◆ AIM ◆
Search the records below for the word "руководители". Pull out each line that has it.

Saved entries
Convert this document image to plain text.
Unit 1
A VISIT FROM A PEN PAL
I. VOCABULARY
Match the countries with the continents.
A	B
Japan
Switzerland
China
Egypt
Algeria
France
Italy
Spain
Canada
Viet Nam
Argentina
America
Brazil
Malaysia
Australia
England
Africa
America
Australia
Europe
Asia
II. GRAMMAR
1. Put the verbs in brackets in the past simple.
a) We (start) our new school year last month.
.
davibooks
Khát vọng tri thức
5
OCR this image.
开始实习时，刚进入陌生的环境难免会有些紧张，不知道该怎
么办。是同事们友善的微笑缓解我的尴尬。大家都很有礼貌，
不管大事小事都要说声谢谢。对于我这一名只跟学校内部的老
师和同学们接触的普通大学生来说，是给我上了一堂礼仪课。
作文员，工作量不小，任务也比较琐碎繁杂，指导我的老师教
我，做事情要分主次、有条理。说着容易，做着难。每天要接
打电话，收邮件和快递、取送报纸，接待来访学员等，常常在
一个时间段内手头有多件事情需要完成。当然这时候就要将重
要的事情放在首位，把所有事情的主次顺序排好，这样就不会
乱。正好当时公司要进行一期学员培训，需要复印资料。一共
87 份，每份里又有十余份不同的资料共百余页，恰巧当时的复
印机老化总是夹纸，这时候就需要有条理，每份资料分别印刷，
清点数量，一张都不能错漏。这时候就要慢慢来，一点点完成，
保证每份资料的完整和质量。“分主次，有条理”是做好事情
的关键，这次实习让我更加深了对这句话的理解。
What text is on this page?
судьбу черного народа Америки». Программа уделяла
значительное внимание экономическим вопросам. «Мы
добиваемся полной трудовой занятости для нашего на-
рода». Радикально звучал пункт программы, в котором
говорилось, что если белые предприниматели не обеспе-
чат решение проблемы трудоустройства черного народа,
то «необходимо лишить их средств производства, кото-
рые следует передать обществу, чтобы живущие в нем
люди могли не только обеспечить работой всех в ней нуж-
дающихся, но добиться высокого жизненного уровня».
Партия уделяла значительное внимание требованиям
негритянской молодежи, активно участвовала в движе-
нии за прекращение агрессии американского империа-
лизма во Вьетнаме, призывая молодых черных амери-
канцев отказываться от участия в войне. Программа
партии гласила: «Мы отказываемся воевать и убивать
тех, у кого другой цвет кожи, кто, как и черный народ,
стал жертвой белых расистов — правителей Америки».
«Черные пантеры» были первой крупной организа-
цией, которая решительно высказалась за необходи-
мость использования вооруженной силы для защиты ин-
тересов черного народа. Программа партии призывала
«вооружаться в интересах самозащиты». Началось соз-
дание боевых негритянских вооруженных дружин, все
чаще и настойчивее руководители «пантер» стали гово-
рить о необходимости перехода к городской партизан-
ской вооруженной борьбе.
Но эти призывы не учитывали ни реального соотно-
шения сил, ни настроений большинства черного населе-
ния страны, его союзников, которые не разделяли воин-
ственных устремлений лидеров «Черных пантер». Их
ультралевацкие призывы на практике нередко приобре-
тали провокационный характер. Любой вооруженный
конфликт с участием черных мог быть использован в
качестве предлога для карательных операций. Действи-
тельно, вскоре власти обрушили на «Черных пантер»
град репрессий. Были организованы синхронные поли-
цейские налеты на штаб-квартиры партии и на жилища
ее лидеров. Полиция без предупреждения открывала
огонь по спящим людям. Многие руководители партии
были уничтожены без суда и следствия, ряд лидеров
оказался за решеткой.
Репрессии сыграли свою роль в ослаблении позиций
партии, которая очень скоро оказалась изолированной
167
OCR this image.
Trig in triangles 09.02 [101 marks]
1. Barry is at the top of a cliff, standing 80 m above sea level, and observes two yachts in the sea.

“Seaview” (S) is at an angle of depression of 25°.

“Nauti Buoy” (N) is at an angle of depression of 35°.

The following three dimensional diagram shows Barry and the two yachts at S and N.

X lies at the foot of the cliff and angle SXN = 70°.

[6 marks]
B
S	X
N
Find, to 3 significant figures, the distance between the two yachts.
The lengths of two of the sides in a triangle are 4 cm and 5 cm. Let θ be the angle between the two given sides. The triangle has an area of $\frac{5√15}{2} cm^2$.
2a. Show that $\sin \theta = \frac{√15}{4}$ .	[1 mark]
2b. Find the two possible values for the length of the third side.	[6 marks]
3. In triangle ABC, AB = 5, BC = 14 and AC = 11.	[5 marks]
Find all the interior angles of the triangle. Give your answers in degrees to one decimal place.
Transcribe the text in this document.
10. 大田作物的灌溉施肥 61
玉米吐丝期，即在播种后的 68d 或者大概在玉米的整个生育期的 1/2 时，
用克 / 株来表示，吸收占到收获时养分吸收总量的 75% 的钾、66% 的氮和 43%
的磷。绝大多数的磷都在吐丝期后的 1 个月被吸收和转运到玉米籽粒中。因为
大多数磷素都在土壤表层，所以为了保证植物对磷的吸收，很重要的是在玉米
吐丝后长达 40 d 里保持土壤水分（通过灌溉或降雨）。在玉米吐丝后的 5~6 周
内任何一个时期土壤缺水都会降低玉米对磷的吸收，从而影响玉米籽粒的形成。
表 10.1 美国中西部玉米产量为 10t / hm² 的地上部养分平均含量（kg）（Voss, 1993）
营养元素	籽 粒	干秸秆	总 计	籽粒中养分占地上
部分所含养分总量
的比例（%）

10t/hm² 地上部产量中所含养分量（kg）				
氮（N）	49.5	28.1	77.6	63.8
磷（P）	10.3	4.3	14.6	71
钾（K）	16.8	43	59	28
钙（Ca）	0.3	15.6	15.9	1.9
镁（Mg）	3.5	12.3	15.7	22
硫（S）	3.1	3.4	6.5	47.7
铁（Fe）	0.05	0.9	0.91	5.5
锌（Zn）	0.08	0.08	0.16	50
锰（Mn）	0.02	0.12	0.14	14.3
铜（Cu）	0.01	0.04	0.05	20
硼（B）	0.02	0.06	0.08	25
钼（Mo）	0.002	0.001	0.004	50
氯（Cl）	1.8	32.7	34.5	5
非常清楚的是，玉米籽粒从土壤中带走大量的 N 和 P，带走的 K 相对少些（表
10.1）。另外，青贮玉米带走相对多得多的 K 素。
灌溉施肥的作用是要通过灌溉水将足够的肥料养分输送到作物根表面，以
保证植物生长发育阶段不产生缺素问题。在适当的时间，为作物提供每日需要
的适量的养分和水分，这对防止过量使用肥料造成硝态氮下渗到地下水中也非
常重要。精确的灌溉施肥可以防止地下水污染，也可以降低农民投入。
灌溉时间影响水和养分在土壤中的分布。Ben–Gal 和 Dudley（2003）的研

◆ WRITTEN RESPONSE ◆
чаще и настойчивее руководители «пантер» стали гово-
огонь по спящим людям. Многие руководители партии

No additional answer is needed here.